I've been a software engineer for 8 years and I've had my own Jellyfin server (and before that, Plex) set up for 4 years on a server that I built myself.

Despite this, I don't have a damn clue what "virtualized through Proxmox" means any time I read it.

[–] [email protected] 1 points 1 month ago

Proxmox is a hypervisor, like VMware. They are just running containers and / or VMs. Procmox is the management interface.

[–] [email protected] 5 points 1 month ago (1 children)

They are just running things in VMs. They may even have a cluster with some sort of high availability.

1000002710

[–] [email protected] 3 points 1 month ago (1 children)

Or containers, but lxc instead of docker-like. They’re like full VMs in operation but super lightweight. Perfect for some needs.

[–] [email protected] 1 points 1 month ago (1 children)

I personally find that LXC really isn't better than a VM.

[–] [email protected] 1 points 1 month ago

U crazy! lxc is incredibly lightweight compared to a vm, I’m often amazed at what it can do with just a few hundred MB of memory.

Also you can map storage straight from the host and increase allocation instantly, if needed. Snapshotting and replication are faster too.

I’m always bummed when I’m forced to run a VM, they seem archaic vs PVE CTs. Obviously there are still things VMs are required for, though.

[–] [email protected] 3 points 1 month ago

On an orangepi5, managed via webUIs and SSH: -Home Assistant and associated programs (notably zigbee2mqtt and nodered) -Pihole

8TB Unraid NAS managed via Unraid's webui -Whooole *arr stack -Jellyfin -Mealie

Thinking about nextcloud for the next one.

[–] [email protected] 4 points 1 month ago

I settled on a Fujitsu Q920 with 16 GB of RAM and a 1 TB SSD. Runs FreeBSD 14.1 and each service has its own Jail.
▬▬▬▬▬▬
**TASK INSTRUCTIONS**: In the forum thread about Proxmox, which machine did the commenter running FreeBSD 14.1 settle on? Rely only on the forum thread for answers.

[Dataset entries]
▬▬▬▬▬▬
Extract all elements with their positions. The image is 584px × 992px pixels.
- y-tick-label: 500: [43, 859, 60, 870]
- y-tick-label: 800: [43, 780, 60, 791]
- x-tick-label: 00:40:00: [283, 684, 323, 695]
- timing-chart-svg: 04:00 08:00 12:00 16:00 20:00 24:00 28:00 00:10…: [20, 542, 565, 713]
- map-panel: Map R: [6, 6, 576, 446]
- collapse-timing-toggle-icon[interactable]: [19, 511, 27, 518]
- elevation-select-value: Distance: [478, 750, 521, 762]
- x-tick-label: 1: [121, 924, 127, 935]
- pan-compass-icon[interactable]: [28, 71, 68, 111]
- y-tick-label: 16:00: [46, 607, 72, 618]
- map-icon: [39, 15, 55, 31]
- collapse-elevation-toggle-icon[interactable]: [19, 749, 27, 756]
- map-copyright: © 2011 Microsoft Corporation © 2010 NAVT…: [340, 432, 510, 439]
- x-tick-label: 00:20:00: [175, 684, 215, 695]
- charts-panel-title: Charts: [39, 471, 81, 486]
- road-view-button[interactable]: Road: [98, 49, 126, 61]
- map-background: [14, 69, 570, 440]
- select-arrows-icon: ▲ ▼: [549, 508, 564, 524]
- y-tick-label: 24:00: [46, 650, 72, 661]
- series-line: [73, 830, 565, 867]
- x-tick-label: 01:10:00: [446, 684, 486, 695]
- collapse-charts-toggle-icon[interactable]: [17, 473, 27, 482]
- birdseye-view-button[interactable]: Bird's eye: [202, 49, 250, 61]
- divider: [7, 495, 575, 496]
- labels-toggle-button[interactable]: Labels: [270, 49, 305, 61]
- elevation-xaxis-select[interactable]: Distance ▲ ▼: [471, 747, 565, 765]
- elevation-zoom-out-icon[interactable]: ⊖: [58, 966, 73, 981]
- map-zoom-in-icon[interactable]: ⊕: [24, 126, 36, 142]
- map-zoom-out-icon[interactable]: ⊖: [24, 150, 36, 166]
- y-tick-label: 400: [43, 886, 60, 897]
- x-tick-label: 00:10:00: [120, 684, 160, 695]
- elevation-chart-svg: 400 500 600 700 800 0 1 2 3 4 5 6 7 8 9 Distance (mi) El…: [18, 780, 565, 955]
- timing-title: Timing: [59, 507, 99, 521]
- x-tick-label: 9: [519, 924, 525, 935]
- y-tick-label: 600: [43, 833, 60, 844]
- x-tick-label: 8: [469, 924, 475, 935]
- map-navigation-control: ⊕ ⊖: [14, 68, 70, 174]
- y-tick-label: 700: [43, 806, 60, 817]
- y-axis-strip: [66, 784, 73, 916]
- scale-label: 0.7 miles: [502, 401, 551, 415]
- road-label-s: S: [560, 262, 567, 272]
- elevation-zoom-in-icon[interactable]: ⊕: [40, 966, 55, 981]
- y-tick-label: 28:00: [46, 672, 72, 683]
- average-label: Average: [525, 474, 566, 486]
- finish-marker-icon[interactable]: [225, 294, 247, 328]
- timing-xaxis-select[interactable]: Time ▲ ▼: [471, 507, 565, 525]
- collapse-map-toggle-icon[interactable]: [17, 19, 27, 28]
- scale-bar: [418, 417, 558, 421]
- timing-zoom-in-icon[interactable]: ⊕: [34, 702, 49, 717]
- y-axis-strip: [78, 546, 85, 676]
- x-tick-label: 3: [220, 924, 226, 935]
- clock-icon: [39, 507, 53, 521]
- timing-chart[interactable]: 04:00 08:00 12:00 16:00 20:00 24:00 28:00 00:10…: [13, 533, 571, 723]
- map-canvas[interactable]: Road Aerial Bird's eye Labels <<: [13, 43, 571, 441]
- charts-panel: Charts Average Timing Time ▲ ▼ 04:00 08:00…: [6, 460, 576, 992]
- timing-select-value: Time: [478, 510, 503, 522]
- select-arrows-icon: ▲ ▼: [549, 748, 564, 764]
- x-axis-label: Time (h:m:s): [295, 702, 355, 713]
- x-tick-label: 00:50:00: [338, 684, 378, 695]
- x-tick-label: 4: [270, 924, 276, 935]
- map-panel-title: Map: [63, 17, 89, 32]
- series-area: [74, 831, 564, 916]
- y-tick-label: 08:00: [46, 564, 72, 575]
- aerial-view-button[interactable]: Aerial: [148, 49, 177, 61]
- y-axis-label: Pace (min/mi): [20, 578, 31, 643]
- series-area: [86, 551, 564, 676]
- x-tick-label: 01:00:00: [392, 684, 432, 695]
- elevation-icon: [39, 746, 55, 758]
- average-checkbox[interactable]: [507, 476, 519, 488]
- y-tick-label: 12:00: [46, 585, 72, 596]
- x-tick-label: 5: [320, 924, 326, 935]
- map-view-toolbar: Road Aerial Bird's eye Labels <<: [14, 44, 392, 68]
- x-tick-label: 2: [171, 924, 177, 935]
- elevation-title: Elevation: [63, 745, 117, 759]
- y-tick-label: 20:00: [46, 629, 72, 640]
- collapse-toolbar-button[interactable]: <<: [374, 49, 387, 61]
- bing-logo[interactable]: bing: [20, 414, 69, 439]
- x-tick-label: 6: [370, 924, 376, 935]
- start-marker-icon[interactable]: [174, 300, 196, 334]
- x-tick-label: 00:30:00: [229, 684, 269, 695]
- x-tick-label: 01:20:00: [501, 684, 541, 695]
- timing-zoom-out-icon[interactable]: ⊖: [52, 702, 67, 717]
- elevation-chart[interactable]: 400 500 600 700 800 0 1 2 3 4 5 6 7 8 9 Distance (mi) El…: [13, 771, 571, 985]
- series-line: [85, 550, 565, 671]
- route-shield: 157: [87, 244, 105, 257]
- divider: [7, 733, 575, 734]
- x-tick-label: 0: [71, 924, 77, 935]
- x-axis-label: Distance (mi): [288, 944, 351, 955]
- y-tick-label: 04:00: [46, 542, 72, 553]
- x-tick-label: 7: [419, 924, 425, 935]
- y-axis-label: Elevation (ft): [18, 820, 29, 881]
▬▬▬▬▬▬
**OUTPUT**: A Fujitsu Q920 with 16 GB of RAM and a 1 TB SSD.